Supplied material
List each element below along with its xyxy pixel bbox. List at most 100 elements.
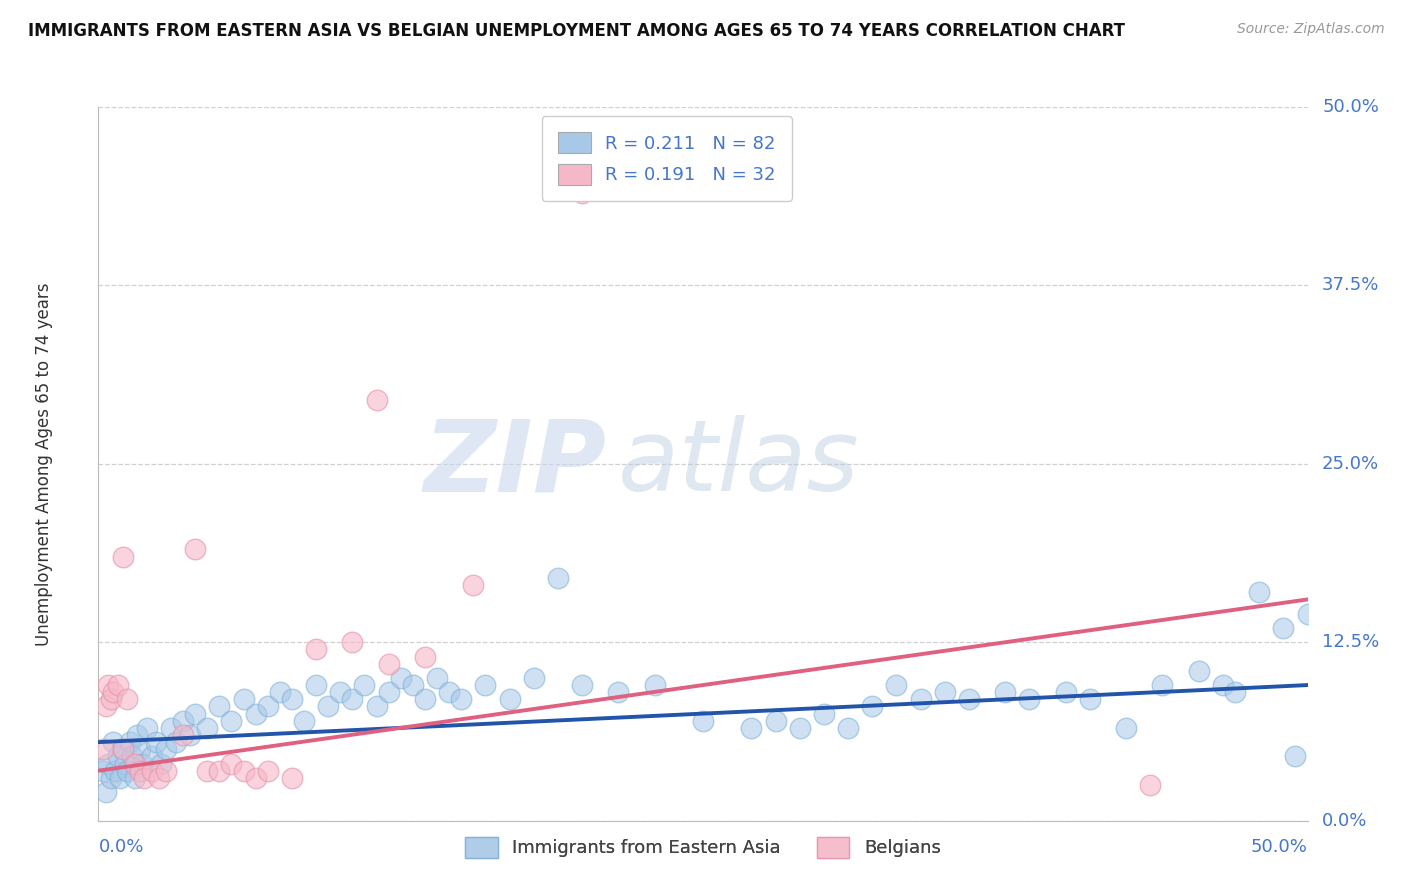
Point	[523, 671, 546, 685]
Point	[789, 721, 811, 735]
Point	[1249, 585, 1271, 599]
Point	[607, 685, 630, 699]
Point	[571, 186, 593, 200]
Point	[366, 392, 388, 407]
Text: 12.5%: 12.5%	[1322, 633, 1379, 651]
Point	[114, 756, 136, 771]
Point	[498, 692, 520, 706]
Point	[172, 728, 194, 742]
Point	[402, 678, 425, 692]
Point	[366, 699, 388, 714]
Point	[195, 721, 218, 735]
Point	[232, 692, 254, 706]
Point	[208, 764, 231, 778]
Point	[813, 706, 835, 721]
Point	[957, 692, 980, 706]
Point	[118, 735, 141, 749]
Point	[101, 735, 124, 749]
Text: Source: ZipAtlas.com: Source: ZipAtlas.com	[1237, 22, 1385, 37]
Text: Unemployment Among Ages 65 to 74 years: Unemployment Among Ages 65 to 74 years	[35, 282, 53, 646]
Point	[377, 685, 399, 699]
Point	[117, 764, 139, 778]
Point	[1054, 685, 1077, 699]
Point	[131, 756, 153, 771]
Point	[281, 771, 304, 785]
Point	[910, 692, 932, 706]
Point	[117, 692, 139, 706]
Point	[127, 728, 149, 742]
Point	[155, 764, 177, 778]
Point	[377, 657, 399, 671]
Point	[886, 678, 908, 692]
Point	[97, 756, 120, 771]
Point	[141, 749, 163, 764]
Point	[135, 721, 157, 735]
Point	[107, 749, 129, 764]
Point	[221, 756, 243, 771]
Text: IMMIGRANTS FROM EASTERN ASIA VS BELGIAN UNEMPLOYMENT AMONG AGES 65 TO 74 YEARS C: IMMIGRANTS FROM EASTERN ASIA VS BELGIAN …	[28, 22, 1125, 40]
Point	[232, 764, 254, 778]
Point	[94, 785, 117, 799]
Point	[1188, 664, 1211, 678]
Legend: Immigrants from Eastern Asia, Belgians: Immigrants from Eastern Asia, Belgians	[458, 830, 948, 865]
Point	[860, 699, 883, 714]
Point	[121, 749, 143, 764]
Point	[281, 692, 304, 706]
Point	[245, 771, 267, 785]
Point	[342, 635, 364, 649]
Point	[1078, 692, 1101, 706]
Text: 50.0%: 50.0%	[1251, 838, 1308, 856]
Point	[1223, 685, 1246, 699]
Point	[101, 685, 124, 699]
Text: ZIP: ZIP	[423, 416, 606, 512]
Point	[111, 549, 134, 564]
Point	[316, 699, 339, 714]
Point	[437, 685, 460, 699]
Text: 0.0%: 0.0%	[98, 838, 143, 856]
Point	[463, 578, 485, 592]
Point	[145, 735, 167, 749]
Point	[547, 571, 569, 585]
Point	[644, 678, 666, 692]
Point	[124, 771, 146, 785]
Point	[413, 692, 436, 706]
Point	[305, 678, 328, 692]
Point	[1284, 749, 1306, 764]
Point	[474, 678, 496, 692]
Point	[100, 692, 122, 706]
Text: 25.0%: 25.0%	[1322, 455, 1379, 473]
Point	[111, 742, 134, 756]
Point	[148, 771, 170, 785]
Point	[256, 764, 278, 778]
Text: 50.0%: 50.0%	[1322, 98, 1379, 116]
Point	[184, 542, 207, 557]
Point	[329, 685, 352, 699]
Point	[104, 764, 127, 778]
Point	[1272, 621, 1295, 635]
Point	[111, 742, 134, 756]
Point	[292, 714, 315, 728]
Text: atlas: atlas	[619, 416, 860, 512]
Point	[269, 685, 291, 699]
Point	[195, 764, 218, 778]
Point	[245, 706, 267, 721]
Point	[934, 685, 956, 699]
Point	[100, 771, 122, 785]
Point	[256, 699, 278, 714]
Point	[353, 678, 375, 692]
Point	[91, 742, 114, 756]
Point	[141, 764, 163, 778]
Point	[1152, 678, 1174, 692]
Point	[571, 678, 593, 692]
Point	[413, 649, 436, 664]
Point	[1296, 607, 1319, 621]
Point	[1212, 678, 1234, 692]
Point	[165, 735, 187, 749]
Point	[91, 764, 114, 778]
Point	[94, 699, 117, 714]
Point	[134, 771, 156, 785]
Point	[1018, 692, 1040, 706]
Point	[389, 671, 412, 685]
Point	[179, 728, 201, 742]
Point	[107, 678, 129, 692]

Exercise requirements
Output as a JSON list of strings the part of the material that opens with the line containing "671, 546, 685]" and closes with the line containing "749, 163, 764]", with one string for each line and both of those lines included. Leave out any blank lines.

Response to this exercise
[
  "Point\t[523, 671, 546, 685]",
  "Point\t[789, 721, 811, 735]",
  "Point\t[1249, 585, 1271, 599]",
  "Point\t[607, 685, 630, 699]",
  "Point\t[571, 186, 593, 200]",
  "Point\t[366, 392, 388, 407]",
  "Text: 12.5%: 12.5%\t[1322, 633, 1379, 651]",
  "Point\t[114, 756, 136, 771]",
  "Point\t[498, 692, 520, 706]",
  "Point\t[172, 728, 194, 742]",
  "Point\t[402, 678, 425, 692]",
  "Point\t[366, 699, 388, 714]",
  "Point\t[195, 721, 218, 735]",
  "Point\t[232, 692, 254, 706]",
  "Point\t[208, 764, 231, 778]",
  "Point\t[813, 706, 835, 721]",
  "Point\t[957, 692, 980, 706]",
  "Point\t[118, 735, 141, 749]",
  "Point\t[101, 735, 124, 749]",
  "Text: Source: ZipAtlas.com: Source: ZipAtlas.com\t[1237, 22, 1385, 37]",
  "Text: Unemployment Among Ages 65 to 74 years: Unemployment Among Ages 65 to 74 years\t[35, 282, 53, 646]",
  "Point\t[377, 685, 399, 699]",
  "Point\t[117, 764, 139, 778]",
  "Point\t[1054, 685, 1077, 699]",
  "Point\t[131, 756, 153, 771]",
  "Point\t[281, 771, 304, 785]",
  "Point\t[910, 692, 932, 706]",
  "Point\t[117, 692, 139, 706]",
  "Point\t[127, 728, 149, 742]",
  "Point\t[155, 764, 177, 778]",
  "Point\t[377, 657, 399, 671]",
  "Point\t[886, 678, 908, 692]",
  "Point\t[97, 756, 120, 771]",
  "Point\t[141, 749, 163, 764]"
]